▶ [Input data]:
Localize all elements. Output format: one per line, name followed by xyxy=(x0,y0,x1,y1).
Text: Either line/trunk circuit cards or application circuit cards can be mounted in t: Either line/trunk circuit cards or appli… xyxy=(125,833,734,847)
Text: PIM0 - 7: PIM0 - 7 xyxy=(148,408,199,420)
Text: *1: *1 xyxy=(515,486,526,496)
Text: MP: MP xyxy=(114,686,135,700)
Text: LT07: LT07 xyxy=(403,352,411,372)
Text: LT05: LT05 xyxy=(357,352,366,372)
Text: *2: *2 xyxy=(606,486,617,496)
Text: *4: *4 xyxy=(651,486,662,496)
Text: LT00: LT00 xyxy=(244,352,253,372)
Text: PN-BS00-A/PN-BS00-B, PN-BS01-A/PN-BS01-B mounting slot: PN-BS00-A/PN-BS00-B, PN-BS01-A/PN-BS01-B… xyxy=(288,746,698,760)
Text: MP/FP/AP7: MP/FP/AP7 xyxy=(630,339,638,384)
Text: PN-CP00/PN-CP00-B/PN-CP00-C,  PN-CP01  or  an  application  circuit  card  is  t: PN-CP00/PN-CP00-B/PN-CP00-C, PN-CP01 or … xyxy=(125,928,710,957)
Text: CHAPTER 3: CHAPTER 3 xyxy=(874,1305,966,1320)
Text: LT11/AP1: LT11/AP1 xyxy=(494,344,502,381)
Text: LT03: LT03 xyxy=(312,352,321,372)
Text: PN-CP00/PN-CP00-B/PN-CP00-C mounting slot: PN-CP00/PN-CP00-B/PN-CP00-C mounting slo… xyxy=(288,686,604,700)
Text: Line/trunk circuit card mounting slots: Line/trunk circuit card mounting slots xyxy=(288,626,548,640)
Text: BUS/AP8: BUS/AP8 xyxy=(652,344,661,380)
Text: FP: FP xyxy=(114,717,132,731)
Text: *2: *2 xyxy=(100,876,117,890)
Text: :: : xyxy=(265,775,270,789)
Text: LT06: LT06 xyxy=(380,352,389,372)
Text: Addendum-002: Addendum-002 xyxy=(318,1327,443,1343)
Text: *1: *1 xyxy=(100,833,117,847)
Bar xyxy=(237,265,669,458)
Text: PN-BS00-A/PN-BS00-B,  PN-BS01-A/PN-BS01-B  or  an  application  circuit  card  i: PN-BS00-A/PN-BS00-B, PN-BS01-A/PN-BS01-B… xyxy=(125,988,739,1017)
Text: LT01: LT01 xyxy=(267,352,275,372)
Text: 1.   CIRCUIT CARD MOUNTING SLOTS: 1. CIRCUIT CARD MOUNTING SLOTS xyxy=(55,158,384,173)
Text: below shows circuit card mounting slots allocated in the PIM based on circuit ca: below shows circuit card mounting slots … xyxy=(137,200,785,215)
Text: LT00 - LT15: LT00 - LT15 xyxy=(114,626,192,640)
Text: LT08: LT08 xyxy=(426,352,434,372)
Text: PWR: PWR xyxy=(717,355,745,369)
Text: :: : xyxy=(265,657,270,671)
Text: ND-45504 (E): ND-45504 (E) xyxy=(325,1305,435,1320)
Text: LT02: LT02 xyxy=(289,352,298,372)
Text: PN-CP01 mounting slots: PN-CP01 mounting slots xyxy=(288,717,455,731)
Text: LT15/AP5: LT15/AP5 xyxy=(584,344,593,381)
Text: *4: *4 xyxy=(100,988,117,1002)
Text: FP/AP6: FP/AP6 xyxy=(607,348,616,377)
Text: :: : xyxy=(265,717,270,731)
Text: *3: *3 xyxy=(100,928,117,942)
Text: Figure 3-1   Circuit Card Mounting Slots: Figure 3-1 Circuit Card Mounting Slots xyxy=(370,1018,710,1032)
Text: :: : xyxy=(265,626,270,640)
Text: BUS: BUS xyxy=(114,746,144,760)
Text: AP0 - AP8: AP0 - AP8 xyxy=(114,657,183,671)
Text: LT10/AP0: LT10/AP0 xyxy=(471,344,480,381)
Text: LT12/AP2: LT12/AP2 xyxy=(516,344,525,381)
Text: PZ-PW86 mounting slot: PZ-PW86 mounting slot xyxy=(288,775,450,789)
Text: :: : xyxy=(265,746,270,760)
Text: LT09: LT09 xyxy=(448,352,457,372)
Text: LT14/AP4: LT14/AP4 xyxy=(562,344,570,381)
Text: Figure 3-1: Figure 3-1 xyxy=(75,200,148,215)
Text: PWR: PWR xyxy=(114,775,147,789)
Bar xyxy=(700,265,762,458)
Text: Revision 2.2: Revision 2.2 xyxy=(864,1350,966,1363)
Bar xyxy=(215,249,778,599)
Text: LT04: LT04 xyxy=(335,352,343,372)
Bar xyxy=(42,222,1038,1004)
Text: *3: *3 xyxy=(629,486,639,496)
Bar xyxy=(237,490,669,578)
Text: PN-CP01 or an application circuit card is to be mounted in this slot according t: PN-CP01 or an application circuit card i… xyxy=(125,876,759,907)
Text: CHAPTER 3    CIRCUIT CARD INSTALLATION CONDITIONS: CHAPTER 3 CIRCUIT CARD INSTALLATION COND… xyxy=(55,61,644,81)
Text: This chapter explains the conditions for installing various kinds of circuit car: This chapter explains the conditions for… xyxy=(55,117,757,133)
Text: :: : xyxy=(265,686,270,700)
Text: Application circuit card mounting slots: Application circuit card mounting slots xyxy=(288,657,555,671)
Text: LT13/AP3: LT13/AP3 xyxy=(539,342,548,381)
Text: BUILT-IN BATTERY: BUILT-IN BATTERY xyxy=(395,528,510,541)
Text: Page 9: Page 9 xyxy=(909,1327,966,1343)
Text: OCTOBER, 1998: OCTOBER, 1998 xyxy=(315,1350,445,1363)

▶ [What the task asks]: Please rewrite all the rows above, substituting "Addendum-003" for every occurrence of "Addendum-002" and leaving everything else unchanged.

▶ [Reply to the task]:
Localize all elements. Output format: one per line, name followed by xyxy=(x0,y0,x1,y1).
Text: Either line/trunk circuit cards or application circuit cards can be mounted in t: Either line/trunk circuit cards or appli… xyxy=(125,833,734,847)
Text: PIM0 - 7: PIM0 - 7 xyxy=(148,408,199,420)
Text: *1: *1 xyxy=(515,486,526,496)
Text: MP: MP xyxy=(114,686,135,700)
Text: LT07: LT07 xyxy=(403,352,411,372)
Text: LT05: LT05 xyxy=(357,352,366,372)
Text: *2: *2 xyxy=(606,486,617,496)
Text: *4: *4 xyxy=(651,486,662,496)
Text: LT00: LT00 xyxy=(244,352,253,372)
Text: PN-BS00-A/PN-BS00-B, PN-BS01-A/PN-BS01-B mounting slot: PN-BS00-A/PN-BS00-B, PN-BS01-A/PN-BS01-B… xyxy=(288,746,698,760)
Text: MP/FP/AP7: MP/FP/AP7 xyxy=(630,339,638,384)
Text: PN-CP00/PN-CP00-B/PN-CP00-C,  PN-CP01  or  an  application  circuit  card  is  t: PN-CP00/PN-CP00-B/PN-CP00-C, PN-CP01 or … xyxy=(125,928,710,957)
Text: CHAPTER 3: CHAPTER 3 xyxy=(874,1305,966,1320)
Text: LT11/AP1: LT11/AP1 xyxy=(494,344,502,381)
Text: LT03: LT03 xyxy=(312,352,321,372)
Text: PN-CP00/PN-CP00-B/PN-CP00-C mounting slot: PN-CP00/PN-CP00-B/PN-CP00-C mounting slo… xyxy=(288,686,604,700)
Text: Line/trunk circuit card mounting slots: Line/trunk circuit card mounting slots xyxy=(288,626,548,640)
Text: BUS/AP8: BUS/AP8 xyxy=(652,344,661,380)
Text: FP: FP xyxy=(114,717,132,731)
Text: *2: *2 xyxy=(100,876,117,890)
Text: :: : xyxy=(265,775,270,789)
Text: LT06: LT06 xyxy=(380,352,389,372)
Text: Addendum-003: Addendum-003 xyxy=(318,1327,443,1343)
Text: *1: *1 xyxy=(100,833,117,847)
Bar xyxy=(237,265,669,458)
Text: PN-BS00-A/PN-BS00-B,  PN-BS01-A/PN-BS01-B  or  an  application  circuit  card  i: PN-BS00-A/PN-BS00-B, PN-BS01-A/PN-BS01-B… xyxy=(125,988,739,1017)
Text: LT01: LT01 xyxy=(267,352,275,372)
Text: 1.   CIRCUIT CARD MOUNTING SLOTS: 1. CIRCUIT CARD MOUNTING SLOTS xyxy=(55,158,384,173)
Text: below shows circuit card mounting slots allocated in the PIM based on circuit ca: below shows circuit card mounting slots … xyxy=(137,200,785,215)
Text: LT00 - LT15: LT00 - LT15 xyxy=(114,626,192,640)
Text: LT08: LT08 xyxy=(426,352,434,372)
Text: PWR: PWR xyxy=(717,355,745,369)
Text: :: : xyxy=(265,657,270,671)
Text: ND-45504 (E): ND-45504 (E) xyxy=(325,1305,435,1320)
Text: LT02: LT02 xyxy=(289,352,298,372)
Text: PN-CP01 mounting slots: PN-CP01 mounting slots xyxy=(288,717,455,731)
Text: LT15/AP5: LT15/AP5 xyxy=(584,344,593,381)
Text: *4: *4 xyxy=(100,988,117,1002)
Text: FP/AP6: FP/AP6 xyxy=(607,348,616,377)
Text: :: : xyxy=(265,717,270,731)
Text: *3: *3 xyxy=(100,928,117,942)
Text: Figure 3-1   Circuit Card Mounting Slots: Figure 3-1 Circuit Card Mounting Slots xyxy=(370,1018,710,1032)
Text: :: : xyxy=(265,626,270,640)
Text: BUS: BUS xyxy=(114,746,144,760)
Text: AP0 - AP8: AP0 - AP8 xyxy=(114,657,183,671)
Text: LT10/AP0: LT10/AP0 xyxy=(471,344,480,381)
Text: LT12/AP2: LT12/AP2 xyxy=(516,344,525,381)
Text: PZ-PW86 mounting slot: PZ-PW86 mounting slot xyxy=(288,775,450,789)
Text: :: : xyxy=(265,746,270,760)
Text: LT09: LT09 xyxy=(448,352,457,372)
Text: LT14/AP4: LT14/AP4 xyxy=(562,344,570,381)
Text: Figure 3-1: Figure 3-1 xyxy=(75,200,148,215)
Text: PWR: PWR xyxy=(114,775,147,789)
Bar xyxy=(700,265,762,458)
Text: Revision 2.2: Revision 2.2 xyxy=(864,1350,966,1363)
Bar xyxy=(215,249,778,599)
Text: LT04: LT04 xyxy=(335,352,343,372)
Bar xyxy=(42,222,1038,1004)
Text: *3: *3 xyxy=(629,486,639,496)
Bar xyxy=(237,490,669,578)
Text: PN-CP01 or an application circuit card is to be mounted in this slot according t: PN-CP01 or an application circuit card i… xyxy=(125,876,759,907)
Text: CHAPTER 3    CIRCUIT CARD INSTALLATION CONDITIONS: CHAPTER 3 CIRCUIT CARD INSTALLATION COND… xyxy=(55,61,644,81)
Text: This chapter explains the conditions for installing various kinds of circuit car: This chapter explains the conditions for… xyxy=(55,117,757,133)
Text: :: : xyxy=(265,686,270,700)
Text: Application circuit card mounting slots: Application circuit card mounting slots xyxy=(288,657,555,671)
Text: LT13/AP3: LT13/AP3 xyxy=(539,342,548,381)
Text: BUILT-IN BATTERY: BUILT-IN BATTERY xyxy=(395,528,510,541)
Text: Page 9: Page 9 xyxy=(909,1327,966,1343)
Text: OCTOBER, 1998: OCTOBER, 1998 xyxy=(315,1350,445,1363)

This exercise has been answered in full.